**Description of the task:** Gather every line of the entries that includes the word "idkeliken".

*** Input records ***

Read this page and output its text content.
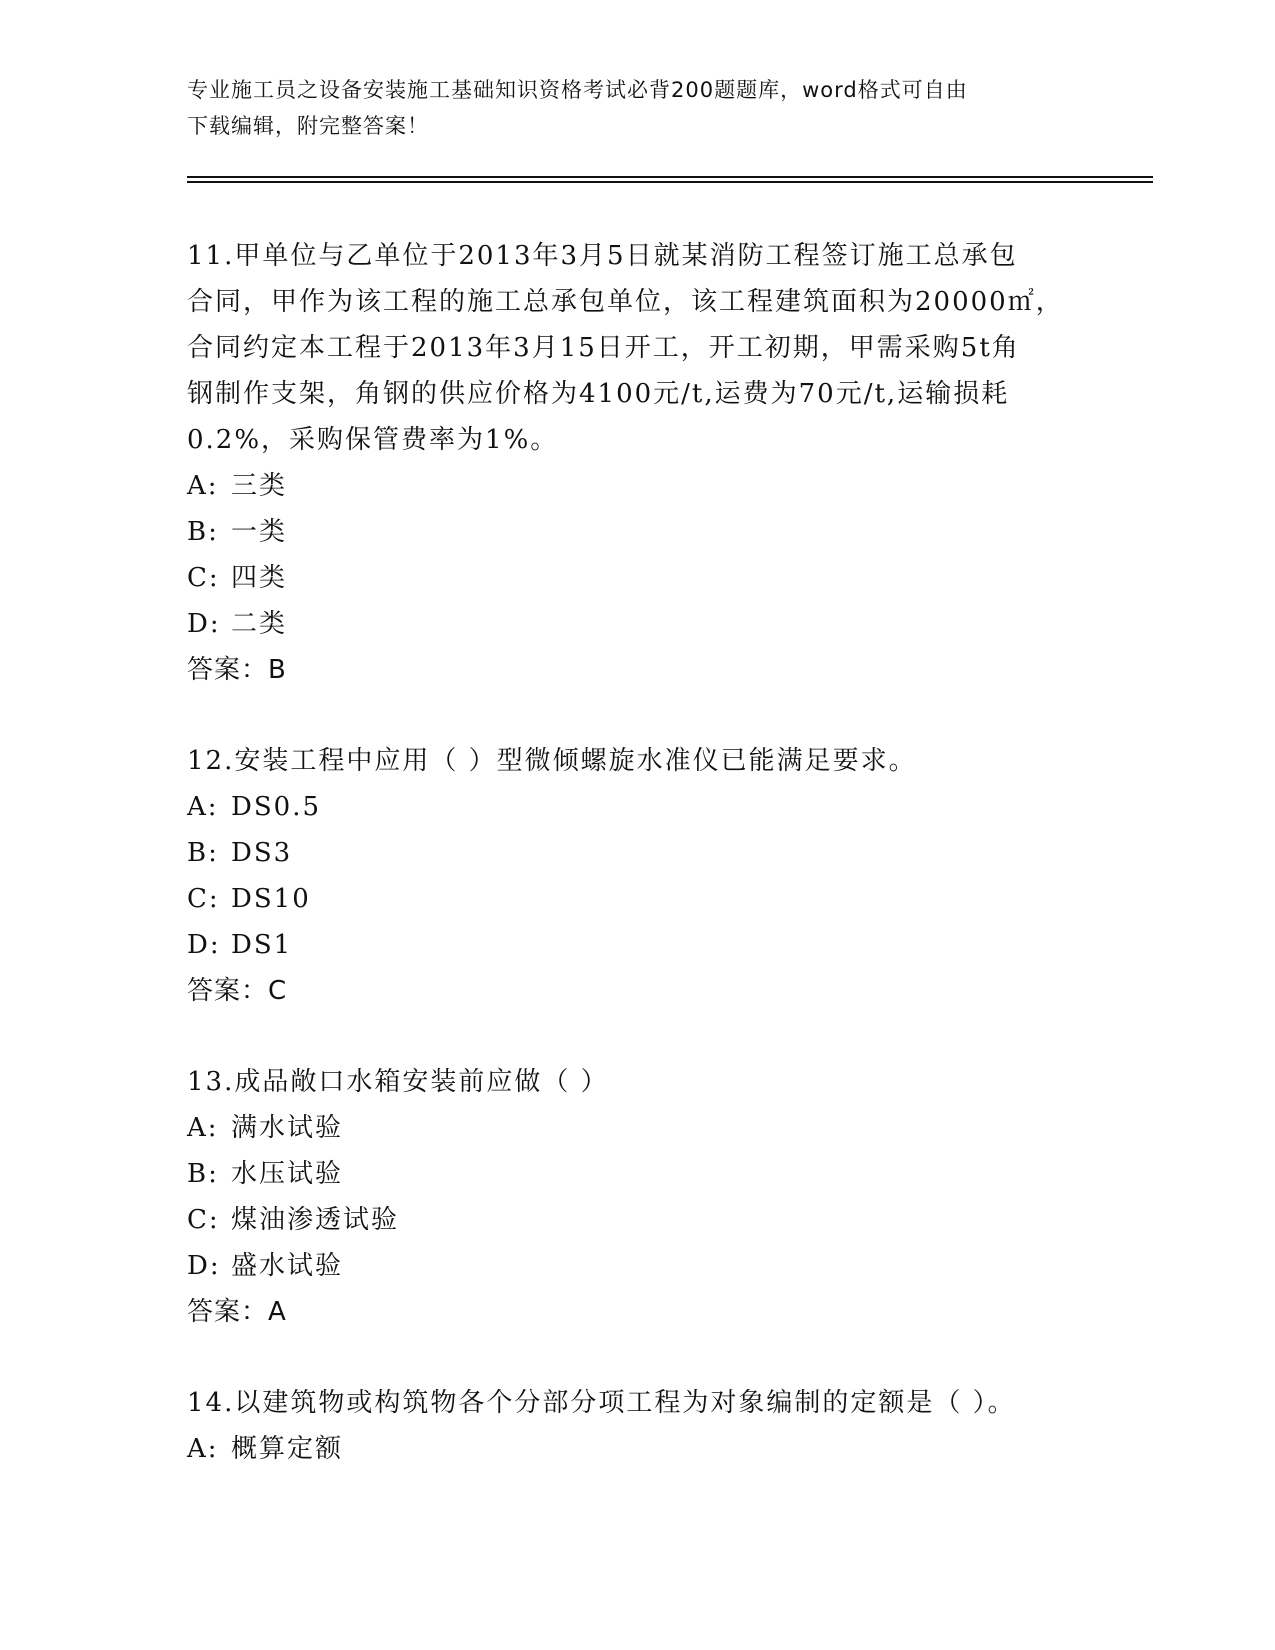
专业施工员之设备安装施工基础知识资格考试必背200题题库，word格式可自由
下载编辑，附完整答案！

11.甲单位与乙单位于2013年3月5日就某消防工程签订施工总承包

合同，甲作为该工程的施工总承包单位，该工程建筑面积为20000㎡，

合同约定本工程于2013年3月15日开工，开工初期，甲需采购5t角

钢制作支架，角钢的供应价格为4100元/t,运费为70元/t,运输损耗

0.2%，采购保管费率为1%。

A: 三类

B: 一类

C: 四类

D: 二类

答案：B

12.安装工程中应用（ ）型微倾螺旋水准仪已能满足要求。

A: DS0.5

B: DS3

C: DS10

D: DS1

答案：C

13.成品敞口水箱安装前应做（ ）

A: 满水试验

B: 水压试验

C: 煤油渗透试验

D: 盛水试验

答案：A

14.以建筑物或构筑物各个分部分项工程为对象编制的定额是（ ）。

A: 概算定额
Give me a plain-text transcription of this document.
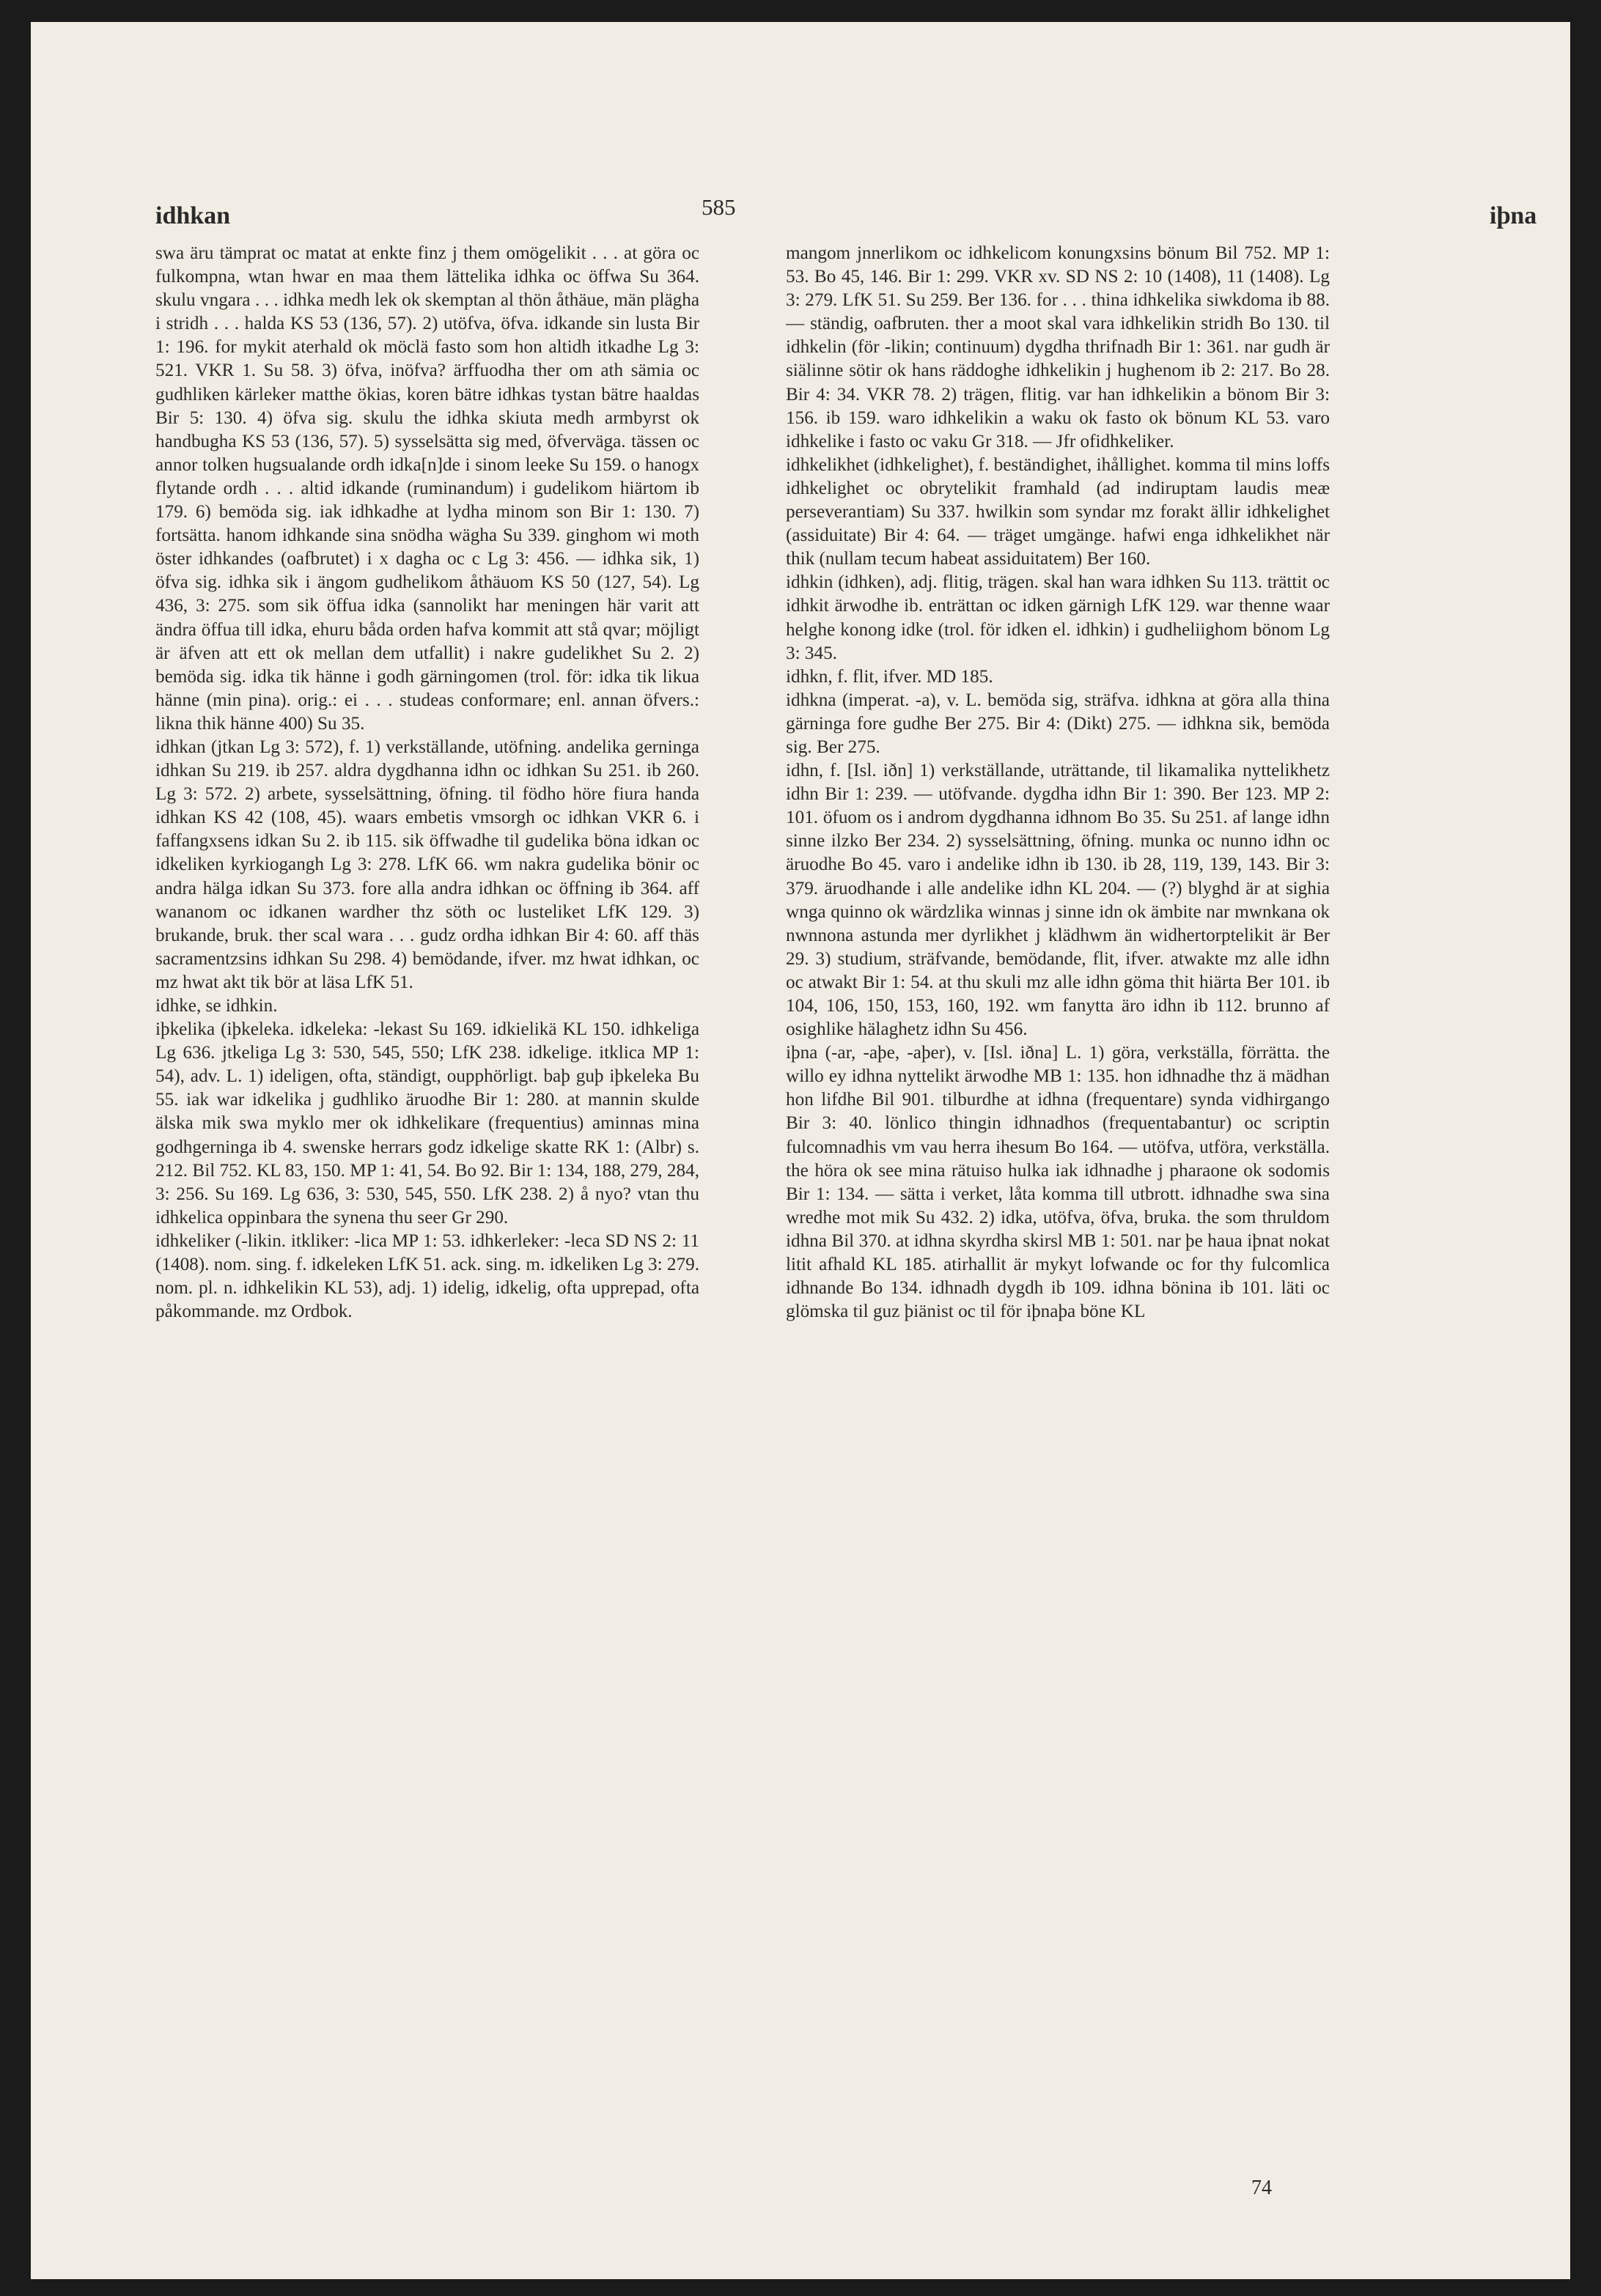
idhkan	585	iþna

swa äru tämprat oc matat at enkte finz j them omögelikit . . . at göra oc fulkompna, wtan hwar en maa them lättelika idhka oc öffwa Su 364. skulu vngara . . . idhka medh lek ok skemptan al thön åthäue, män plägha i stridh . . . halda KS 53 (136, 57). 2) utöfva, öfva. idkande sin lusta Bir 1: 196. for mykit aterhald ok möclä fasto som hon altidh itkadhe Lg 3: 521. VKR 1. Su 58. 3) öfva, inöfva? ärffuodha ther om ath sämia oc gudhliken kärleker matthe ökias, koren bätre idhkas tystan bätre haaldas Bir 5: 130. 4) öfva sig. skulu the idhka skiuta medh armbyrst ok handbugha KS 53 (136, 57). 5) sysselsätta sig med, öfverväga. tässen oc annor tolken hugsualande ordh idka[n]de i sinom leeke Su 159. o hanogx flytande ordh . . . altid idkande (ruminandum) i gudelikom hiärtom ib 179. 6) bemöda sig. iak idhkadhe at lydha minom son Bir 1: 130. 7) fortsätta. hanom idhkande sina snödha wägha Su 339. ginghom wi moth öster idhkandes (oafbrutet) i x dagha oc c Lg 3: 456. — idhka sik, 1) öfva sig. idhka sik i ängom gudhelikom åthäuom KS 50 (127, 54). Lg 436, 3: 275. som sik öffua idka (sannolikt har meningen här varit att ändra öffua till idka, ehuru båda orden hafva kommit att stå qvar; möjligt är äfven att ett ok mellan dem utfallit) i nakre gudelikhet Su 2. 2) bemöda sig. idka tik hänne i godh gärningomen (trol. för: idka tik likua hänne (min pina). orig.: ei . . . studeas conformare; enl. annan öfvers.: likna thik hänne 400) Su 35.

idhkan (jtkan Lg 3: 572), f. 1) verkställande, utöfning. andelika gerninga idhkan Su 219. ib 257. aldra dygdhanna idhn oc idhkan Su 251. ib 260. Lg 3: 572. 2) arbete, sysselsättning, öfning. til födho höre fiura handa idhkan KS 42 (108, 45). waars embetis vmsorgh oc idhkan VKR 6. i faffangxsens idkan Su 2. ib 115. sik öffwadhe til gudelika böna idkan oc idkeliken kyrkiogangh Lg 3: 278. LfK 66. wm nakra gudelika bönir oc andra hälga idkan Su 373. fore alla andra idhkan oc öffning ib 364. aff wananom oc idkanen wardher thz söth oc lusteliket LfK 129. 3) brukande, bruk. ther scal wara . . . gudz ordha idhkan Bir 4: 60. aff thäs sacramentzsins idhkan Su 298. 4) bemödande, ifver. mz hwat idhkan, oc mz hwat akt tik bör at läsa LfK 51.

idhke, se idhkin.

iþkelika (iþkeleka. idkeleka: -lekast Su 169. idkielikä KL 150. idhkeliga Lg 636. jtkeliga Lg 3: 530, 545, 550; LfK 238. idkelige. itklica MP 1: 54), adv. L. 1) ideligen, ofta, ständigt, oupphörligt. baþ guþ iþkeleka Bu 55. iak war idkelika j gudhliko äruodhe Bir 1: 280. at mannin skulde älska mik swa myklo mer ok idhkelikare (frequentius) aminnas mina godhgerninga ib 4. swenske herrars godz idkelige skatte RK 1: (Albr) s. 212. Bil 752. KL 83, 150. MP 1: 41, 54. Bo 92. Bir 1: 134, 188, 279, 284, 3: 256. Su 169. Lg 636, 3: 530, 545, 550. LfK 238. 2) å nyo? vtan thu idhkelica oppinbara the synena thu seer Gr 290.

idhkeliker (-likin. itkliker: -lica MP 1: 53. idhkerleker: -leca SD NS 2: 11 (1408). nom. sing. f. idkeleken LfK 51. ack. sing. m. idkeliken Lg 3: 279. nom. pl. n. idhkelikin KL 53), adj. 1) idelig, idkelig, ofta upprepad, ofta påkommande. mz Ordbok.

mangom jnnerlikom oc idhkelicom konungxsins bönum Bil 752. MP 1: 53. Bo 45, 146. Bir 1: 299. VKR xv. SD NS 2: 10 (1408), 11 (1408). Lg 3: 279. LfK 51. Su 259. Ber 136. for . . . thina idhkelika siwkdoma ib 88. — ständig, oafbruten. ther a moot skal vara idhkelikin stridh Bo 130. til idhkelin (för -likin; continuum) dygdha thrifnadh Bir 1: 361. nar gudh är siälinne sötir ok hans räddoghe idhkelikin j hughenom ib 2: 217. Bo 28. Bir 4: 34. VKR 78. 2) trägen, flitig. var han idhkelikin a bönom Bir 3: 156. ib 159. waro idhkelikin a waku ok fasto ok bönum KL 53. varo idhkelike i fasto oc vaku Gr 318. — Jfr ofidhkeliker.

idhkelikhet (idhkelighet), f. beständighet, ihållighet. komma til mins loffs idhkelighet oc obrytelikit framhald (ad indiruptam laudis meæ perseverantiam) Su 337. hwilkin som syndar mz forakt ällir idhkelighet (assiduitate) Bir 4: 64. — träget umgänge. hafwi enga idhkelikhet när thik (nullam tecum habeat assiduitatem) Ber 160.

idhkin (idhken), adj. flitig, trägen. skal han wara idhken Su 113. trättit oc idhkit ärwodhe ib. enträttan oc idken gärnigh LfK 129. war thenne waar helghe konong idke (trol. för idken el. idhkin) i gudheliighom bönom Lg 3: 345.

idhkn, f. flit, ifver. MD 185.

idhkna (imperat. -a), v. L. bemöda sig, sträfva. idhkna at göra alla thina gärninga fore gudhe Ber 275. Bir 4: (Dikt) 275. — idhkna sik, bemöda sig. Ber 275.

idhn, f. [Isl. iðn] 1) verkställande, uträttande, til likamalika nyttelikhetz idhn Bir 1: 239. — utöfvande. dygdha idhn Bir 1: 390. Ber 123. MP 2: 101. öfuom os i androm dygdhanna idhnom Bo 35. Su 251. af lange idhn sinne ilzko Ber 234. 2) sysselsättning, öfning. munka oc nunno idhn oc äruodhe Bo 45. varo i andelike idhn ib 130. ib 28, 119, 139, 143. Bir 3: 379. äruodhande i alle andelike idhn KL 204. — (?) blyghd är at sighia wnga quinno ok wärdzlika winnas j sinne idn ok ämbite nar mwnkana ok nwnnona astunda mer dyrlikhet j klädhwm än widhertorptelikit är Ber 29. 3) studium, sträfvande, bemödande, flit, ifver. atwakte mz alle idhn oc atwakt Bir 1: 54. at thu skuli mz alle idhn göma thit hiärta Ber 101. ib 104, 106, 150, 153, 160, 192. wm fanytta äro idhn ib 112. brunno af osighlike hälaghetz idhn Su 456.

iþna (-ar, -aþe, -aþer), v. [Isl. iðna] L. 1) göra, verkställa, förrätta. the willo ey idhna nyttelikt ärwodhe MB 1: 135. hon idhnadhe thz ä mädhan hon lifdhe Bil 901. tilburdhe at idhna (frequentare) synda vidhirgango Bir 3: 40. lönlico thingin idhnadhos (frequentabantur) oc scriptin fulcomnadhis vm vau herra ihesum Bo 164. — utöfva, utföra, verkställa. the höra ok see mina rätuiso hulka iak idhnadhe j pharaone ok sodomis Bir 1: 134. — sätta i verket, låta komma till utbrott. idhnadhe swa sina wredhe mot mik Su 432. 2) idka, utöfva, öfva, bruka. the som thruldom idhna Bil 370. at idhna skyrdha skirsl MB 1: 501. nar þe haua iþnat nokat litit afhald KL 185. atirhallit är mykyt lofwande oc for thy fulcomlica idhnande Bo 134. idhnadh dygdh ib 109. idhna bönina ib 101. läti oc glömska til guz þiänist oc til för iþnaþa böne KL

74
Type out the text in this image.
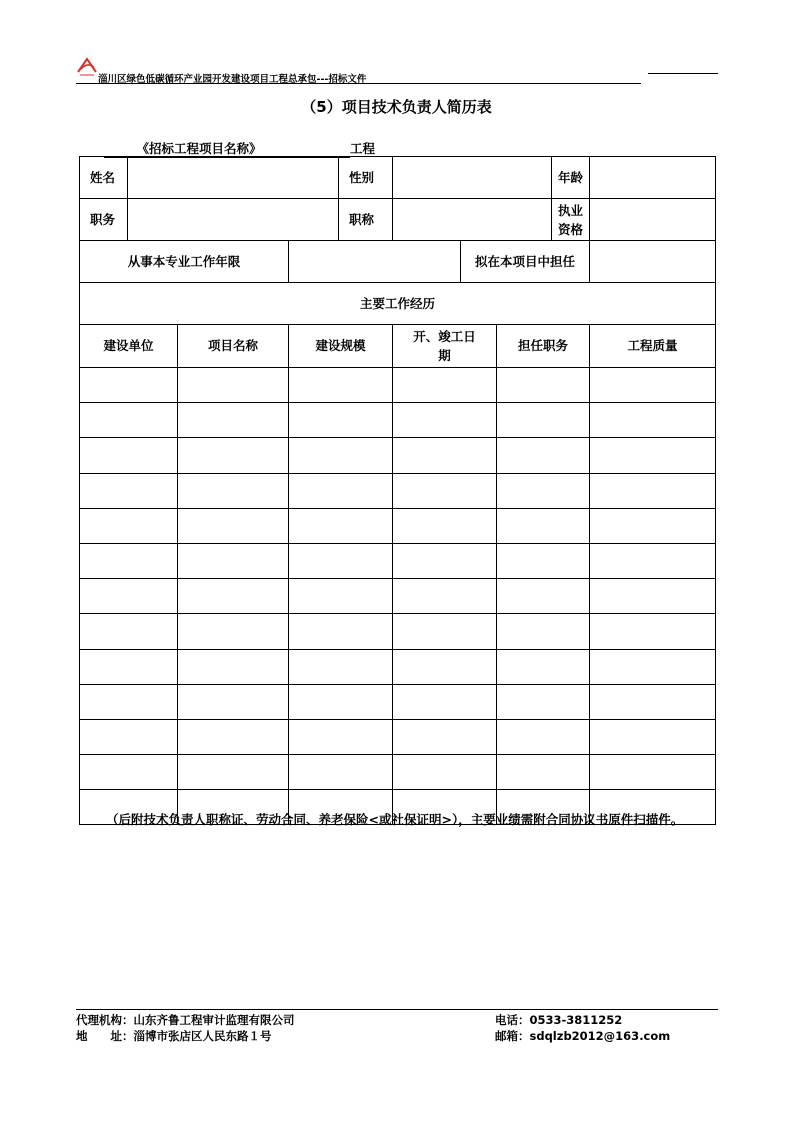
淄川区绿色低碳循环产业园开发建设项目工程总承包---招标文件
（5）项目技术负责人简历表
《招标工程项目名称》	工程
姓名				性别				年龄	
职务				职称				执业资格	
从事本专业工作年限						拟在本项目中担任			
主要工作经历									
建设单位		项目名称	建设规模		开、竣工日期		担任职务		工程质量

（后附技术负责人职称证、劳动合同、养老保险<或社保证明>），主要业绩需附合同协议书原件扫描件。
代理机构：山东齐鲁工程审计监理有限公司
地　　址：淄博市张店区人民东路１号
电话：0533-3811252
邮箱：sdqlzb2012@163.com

***

**Full response:**
idhkan (jtkan Lg 3: 572), f. 1) verkställande, utöfning. andelika gerninga idhkan Su 219. ib 257. aldra dygdhanna idhn oc idhkan Su 251. ib 260. Lg 3: 572. 2) arbete, sysselsättning, öfning. til födho höre fiura handa idhkan KS 42 (108, 45). waars embetis vmsorgh oc idhkan VKR 6. i faffangxsens idkan Su 2. ib 115. sik öffwadhe til gudelika böna idkan oc idkeliken kyrkiogangh Lg 3: 278. LfK 66. wm nakra gudelika bönir oc andra hälga idkan Su 373. fore alla andra idhkan oc öffning ib 364. aff wananom oc idkanen wardher thz söth oc lusteliket LfK 129. 3) brukande, bruk. ther scal wara . . . gudz ordha idhkan Bir 4: 60. aff thäs sacramentzsins idhkan Su 298. 4) bemödande, ifver. mz hwat idhkan, oc mz hwat akt tik bör at läsa LfK 51.
idhkeliker (-likin. itkliker: -lica MP 1: 53. idhkerleker: -leca SD NS 2: 11 (1408). nom. sing. f. idkeleken LfK 51. ack. sing. m. idkeliken Lg 3: 279. nom. pl. n. idhkelikin KL 53), adj. 1) idelig, idkelig, ofta upprepad, ofta påkommande. mz Ordbok.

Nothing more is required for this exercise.